### TASK DETAILS
Return the full listing exactly as it is written.
::: MATERIAL PROVIDED :::
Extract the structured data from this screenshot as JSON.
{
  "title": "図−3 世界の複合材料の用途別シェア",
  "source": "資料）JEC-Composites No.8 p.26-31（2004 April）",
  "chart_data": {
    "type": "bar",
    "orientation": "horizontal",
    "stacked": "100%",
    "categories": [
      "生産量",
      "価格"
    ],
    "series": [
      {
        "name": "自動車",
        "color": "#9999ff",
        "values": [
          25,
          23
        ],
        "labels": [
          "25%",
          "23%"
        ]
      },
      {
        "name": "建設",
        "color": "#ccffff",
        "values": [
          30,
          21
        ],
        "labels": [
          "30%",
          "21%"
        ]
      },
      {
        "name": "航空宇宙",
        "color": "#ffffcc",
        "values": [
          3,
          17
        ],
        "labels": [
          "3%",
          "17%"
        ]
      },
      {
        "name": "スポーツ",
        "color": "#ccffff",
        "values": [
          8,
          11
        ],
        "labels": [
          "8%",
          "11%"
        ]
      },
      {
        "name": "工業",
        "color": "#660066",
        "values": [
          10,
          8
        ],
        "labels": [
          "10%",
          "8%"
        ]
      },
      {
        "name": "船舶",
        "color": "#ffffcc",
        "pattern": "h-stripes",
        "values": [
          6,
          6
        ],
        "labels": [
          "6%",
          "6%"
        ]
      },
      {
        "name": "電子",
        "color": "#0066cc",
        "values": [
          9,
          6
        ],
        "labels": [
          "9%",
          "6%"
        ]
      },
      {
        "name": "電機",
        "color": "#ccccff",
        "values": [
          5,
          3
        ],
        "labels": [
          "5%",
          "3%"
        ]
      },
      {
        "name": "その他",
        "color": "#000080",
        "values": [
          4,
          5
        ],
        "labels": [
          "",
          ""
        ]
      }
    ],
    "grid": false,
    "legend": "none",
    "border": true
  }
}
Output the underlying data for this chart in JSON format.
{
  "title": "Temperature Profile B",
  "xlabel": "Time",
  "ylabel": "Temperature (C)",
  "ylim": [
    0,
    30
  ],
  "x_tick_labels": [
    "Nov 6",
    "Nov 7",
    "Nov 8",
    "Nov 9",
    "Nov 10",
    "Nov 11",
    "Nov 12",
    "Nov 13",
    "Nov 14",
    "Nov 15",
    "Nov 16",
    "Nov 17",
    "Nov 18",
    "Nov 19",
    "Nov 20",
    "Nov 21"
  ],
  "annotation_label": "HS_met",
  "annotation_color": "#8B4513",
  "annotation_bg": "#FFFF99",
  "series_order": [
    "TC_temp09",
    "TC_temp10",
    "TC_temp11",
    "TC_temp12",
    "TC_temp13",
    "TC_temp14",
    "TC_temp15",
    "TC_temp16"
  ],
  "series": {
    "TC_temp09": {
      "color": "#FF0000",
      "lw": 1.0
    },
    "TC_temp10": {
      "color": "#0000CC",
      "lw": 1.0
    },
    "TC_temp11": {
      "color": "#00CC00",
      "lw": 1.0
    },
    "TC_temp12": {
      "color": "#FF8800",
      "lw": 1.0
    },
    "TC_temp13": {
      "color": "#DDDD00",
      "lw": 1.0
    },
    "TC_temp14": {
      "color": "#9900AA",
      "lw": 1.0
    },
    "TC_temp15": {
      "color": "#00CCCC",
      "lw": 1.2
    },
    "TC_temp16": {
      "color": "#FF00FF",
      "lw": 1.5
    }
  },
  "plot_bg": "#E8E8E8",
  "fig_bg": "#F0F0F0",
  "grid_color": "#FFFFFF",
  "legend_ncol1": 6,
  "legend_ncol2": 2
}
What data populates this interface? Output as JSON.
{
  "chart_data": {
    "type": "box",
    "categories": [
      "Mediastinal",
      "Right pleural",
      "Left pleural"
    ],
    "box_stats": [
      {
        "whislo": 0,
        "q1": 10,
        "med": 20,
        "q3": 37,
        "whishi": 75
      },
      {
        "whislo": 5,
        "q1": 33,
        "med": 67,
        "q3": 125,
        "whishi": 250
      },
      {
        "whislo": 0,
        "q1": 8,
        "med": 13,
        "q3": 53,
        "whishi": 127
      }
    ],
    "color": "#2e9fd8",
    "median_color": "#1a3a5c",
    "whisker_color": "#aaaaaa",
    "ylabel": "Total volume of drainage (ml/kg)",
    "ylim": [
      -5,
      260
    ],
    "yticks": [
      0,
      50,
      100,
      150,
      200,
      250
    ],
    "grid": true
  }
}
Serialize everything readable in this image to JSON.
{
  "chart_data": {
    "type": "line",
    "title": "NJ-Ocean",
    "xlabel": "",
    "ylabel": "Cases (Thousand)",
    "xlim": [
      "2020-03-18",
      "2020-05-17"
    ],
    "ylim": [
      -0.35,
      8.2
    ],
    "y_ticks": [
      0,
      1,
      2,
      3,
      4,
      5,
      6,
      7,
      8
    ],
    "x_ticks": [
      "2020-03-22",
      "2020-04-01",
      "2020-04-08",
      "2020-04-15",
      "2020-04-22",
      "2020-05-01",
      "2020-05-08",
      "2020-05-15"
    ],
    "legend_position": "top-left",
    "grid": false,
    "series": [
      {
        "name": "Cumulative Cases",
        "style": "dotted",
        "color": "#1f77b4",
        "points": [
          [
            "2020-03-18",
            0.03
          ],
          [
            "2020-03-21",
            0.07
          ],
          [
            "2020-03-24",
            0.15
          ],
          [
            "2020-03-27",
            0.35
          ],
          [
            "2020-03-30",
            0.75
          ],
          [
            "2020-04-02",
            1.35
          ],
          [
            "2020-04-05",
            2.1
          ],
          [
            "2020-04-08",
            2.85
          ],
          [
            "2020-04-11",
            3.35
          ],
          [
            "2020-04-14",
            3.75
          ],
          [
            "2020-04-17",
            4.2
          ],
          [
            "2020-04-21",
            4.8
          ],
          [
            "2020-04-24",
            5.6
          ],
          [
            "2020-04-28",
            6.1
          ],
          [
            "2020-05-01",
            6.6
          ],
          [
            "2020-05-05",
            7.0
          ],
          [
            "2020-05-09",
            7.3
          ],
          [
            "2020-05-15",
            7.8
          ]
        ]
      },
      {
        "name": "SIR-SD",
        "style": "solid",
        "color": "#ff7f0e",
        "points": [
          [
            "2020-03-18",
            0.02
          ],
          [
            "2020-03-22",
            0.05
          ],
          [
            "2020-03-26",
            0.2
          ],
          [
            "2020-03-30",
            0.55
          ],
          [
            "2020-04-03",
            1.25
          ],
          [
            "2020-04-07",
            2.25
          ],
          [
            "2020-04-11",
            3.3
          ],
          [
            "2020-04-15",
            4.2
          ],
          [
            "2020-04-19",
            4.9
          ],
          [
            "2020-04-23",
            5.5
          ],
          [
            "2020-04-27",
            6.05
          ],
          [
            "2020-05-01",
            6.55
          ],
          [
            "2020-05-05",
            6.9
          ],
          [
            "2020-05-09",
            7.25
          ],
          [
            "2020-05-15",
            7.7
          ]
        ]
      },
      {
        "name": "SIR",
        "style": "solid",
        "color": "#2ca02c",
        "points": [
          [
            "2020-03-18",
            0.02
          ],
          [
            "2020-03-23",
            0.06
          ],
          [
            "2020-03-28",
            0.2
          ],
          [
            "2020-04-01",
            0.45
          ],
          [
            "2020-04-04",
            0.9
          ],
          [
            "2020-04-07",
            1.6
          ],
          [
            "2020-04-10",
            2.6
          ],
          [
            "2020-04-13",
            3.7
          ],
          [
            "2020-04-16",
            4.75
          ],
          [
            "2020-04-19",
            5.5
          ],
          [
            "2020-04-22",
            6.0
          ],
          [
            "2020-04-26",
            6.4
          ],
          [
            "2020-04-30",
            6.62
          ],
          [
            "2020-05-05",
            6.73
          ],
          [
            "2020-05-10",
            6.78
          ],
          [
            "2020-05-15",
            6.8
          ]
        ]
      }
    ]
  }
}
:::
### OUTPUT FOR THIS TASK
Extract the structured data from this screenshot as JSON.
{
  "title": "図−3 世界の複合材料の用途別シェア",
  "source": "資料）JEC-Composites No.8 p.26-31（2004 April）",
  "chart_data": {
    "type": "bar",
    "orientation": "horizontal",
    "stacked": "100%",
    "categories": [
      "生産量",
      "価格"
    ],
    "series": [
      {
        "name": "自動車",
        "color": "#9999ff",
        "values": [
          25,
          23
        ],
        "labels": [
          "25%",
          "23%"
        ]
      },
      {
        "name": "建設",
        "color": "#ccffff",
        "values": [
          30,
          21
        ],
        "labels": [
          "30%",
          "21%"
        ]
      },
      {
        "name": "航空宇宙",
        "color": "#ffffcc",
        "values": [
          3,
          17
        ],
        "labels": [
          "3%",
          "17%"
        ]
      },
      {
        "name": "スポーツ",
        "color": "#ccffff",
        "values": [
          8,
          11
        ],
        "labels": [
          "8%",
          "11%"
        ]
      },
      {
        "name": "工業",
        "color": "#660066",
        "values": [
          10,
          8
        ],
        "labels": [
          "10%",
          "8%"
        ]
      },
      {
        "name": "船舶",
        "color": "#ffffcc",
        "pattern": "h-stripes",
        "values": [
          6,
          6
        ],
        "labels": [
          "6%",
          "6%"
        ]
      },
      {
        "name": "電子",
        "color": "#0066cc",
        "values": [
          9,
          6
        ],
        "labels": [
          "9%",
          "6%"
        ]
      },
      {
        "name": "電機",
        "color": "#ccccff",
        "values": [
          5,
          3
        ],
        "labels": [
          "5%",
          "3%"
        ]
      },
      {
        "name": "その他",
        "color": "#000080",
        "values": [
          4,
          5
        ],
        "labels": [
          "",
          ""
        ]
      }
    ],
    "grid": false,
    "legend": "none",
    "border": true
  }
}
Output the underlying data for this chart in JSON format.
{
  "title": "Temperature Profile B",
  "xlabel": "Time",
  "ylabel": "Temperature (C)",
  "ylim": [
    0,
    30
  ],
  "x_tick_labels": [
    "Nov 6",
    "Nov 7",
    "Nov 8",
    "Nov 9",
    "Nov 10",
    "Nov 11",
    "Nov 12",
    "Nov 13",
    "Nov 14",
    "Nov 15",
    "Nov 16",
    "Nov 17",
    "Nov 18",
    "Nov 19",
    "Nov 20",
    "Nov 21"
  ],
  "annotation_label": "HS_met",
  "annotation_color": "#8B4513",
  "annotation_bg": "#FFFF99",
  "series_order": [
    "TC_temp09",
    "TC_temp10",
    "TC_temp11",
    "TC_temp12",
    "TC_temp13",
    "TC_temp14",
    "TC_temp15",
    "TC_temp16"
  ],
  "series": {
    "TC_temp09": {
      "color": "#FF0000",
      "lw": 1.0
    },
    "TC_temp10": {
      "color": "#0000CC",
      "lw": 1.0
    },
    "TC_temp11": {
      "color": "#00CC00",
      "lw": 1.0
    },
    "TC_temp12": {
      "color": "#FF8800",
      "lw": 1.0
    },
    "TC_temp13": {
      "color": "#DDDD00",
      "lw": 1.0
    },
    "TC_temp14": {
      "color": "#9900AA",
      "lw": 1.0
    },
    "TC_temp15": {
      "color": "#00CCCC",
      "lw": 1.2
    },
    "TC_temp16": {
      "color": "#FF00FF",
      "lw": 1.5
    }
  },
  "plot_bg": "#E8E8E8",
  "fig_bg": "#F0F0F0",
  "grid_color": "#FFFFFF",
  "legend_ncol1": 6,
  "legend_ncol2": 2
}
What data populates this interface? Output as JSON.
{
  "chart_data": {
    "type": "box",
    "categories": [
      "Mediastinal",
      "Right pleural",
      "Left pleural"
    ],
    "box_stats": [
      {
        "whislo": 0,
        "q1": 10,
        "med": 20,
        "q3": 37,
        "whishi": 75
      },
      {
        "whislo": 5,
        "q1": 33,
        "med": 67,
        "q3": 125,
        "whishi": 250
      },
      {
        "whislo": 0,
        "q1": 8,
        "med": 13,
        "q3": 53,
        "whishi": 127
      }
    ],
    "color": "#2e9fd8",
    "median_color": "#1a3a5c",
    "whisker_color": "#aaaaaa",
    "ylabel": "Total volume of drainage (ml/kg)",
    "ylim": [
      -5,
      260
    ],
    "yticks": [
      0,
      50,
      100,
      150,
      200,
      250
    ],
    "grid": true
  }
}
Serialize everything readable in this image to JSON.
{
  "chart_data": {
    "type": "line",
    "title": "NJ-Ocean",
    "xlabel": "",
    "ylabel": "Cases (Thousand)",
    "xlim": [
      "2020-03-18",
      "2020-05-17"
    ],
    "ylim": [
      -0.35,
      8.2
    ],
    "y_ticks": [
      0,
      1,
      2,
      3,
      4,
      5,
      6,
      7,
      8
    ],
    "x_ticks": [
      "2020-03-22",
      "2020-04-01",
      "2020-04-08",
      "2020-04-15",
      "2020-04-22",
      "2020-05-01",
      "2020-05-08",
      "2020-05-15"
    ],
    "legend_position": "top-left",
    "grid": false,
    "series": [
      {
        "name": "Cumulative Cases",
        "style": "dotted",
        "color": "#1f77b4",
        "points": [
          [
            "2020-03-18",
            0.03
          ],
          [
            "2020-03-21",
            0.07
          ],
          [
            "2020-03-24",
            0.15
          ],
          [
            "2020-03-27",
            0.35
          ],
          [
            "2020-03-30",
            0.75
          ],
          [
            "2020-04-02",
            1.35
          ],
          [
            "2020-04-05",
            2.1
          ],
          [
            "2020-04-08",
            2.85
          ],
          [
            "2020-04-11",
            3.35
          ],
          [
            "2020-04-14",
            3.75
          ],
          [
            "2020-04-17",
            4.2
          ],
          [
            "2020-04-21",
            4.8
          ],
          [
            "2020-04-24",
            5.6
          ],
          [
            "2020-04-28",
            6.1
          ],
          [
            "2020-05-01",
            6.6
          ],
          [
            "2020-05-05",
            7.0
          ],
          [
            "2020-05-09",
            7.3
          ],
          [
            "2020-05-15",
            7.8
          ]
        ]
      },
      {
        "name": "SIR-SD",
        "style": "solid",
        "color": "#ff7f0e",
        "points": [
          [
            "2020-03-18",
            0.02
          ],
          [
            "2020-03-22",
            0.05
          ],
          [
            "2020-03-26",
            0.2
          ],
          [
            "2020-03-30",
            0.55
          ],
          [
            "2020-04-03",
            1.25
          ],
          [
            "2020-04-07",
            2.25
          ],
          [
            "2020-04-11",
            3.3
          ],
          [
            "2020-04-15",
            4.2
          ],
          [
            "2020-04-19",
            4.9
          ],
          [
            "2020-04-23",
            5.5
          ],
          [
            "2020-04-27",
            6.05
          ],
          [
            "2020-05-01",
            6.55
          ],
          [
            "2020-05-05",
            6.9
          ],
          [
            "2020-05-09",
            7.25
          ],
          [
            "2020-05-15",
            7.7
          ]
        ]
      },
      {
        "name": "SIR",
        "style": "solid",
        "color": "#2ca02c",
        "points": [
          [
            "2020-03-18",
            0.02
          ],
          [
            "2020-03-23",
            0.06
          ],
          [
            "2020-03-28",
            0.2
          ],
          [
            "2020-04-01",
            0.45
          ],
          [
            "2020-04-04",
            0.9
          ],
          [
            "2020-04-07",
            1.6
          ],
          [
            "2020-04-10",
            2.6
          ],
          [
            "2020-04-13",
            3.7
          ],
          [
            "2020-04-16",
            4.75
          ],
          [
            "2020-04-19",
            5.5
          ],
          [
            "2020-04-22",
            6.0
          ],
          [
            "2020-04-26",
            6.4
          ],
          [
            "2020-04-30",
            6.62
          ],
          [
            "2020-05-05",
            6.73
          ],
          [
            "2020-05-10",
            6.78
          ],
          [
            "2020-05-15",
            6.8
          ]
        ]
      }
    ]
  }
}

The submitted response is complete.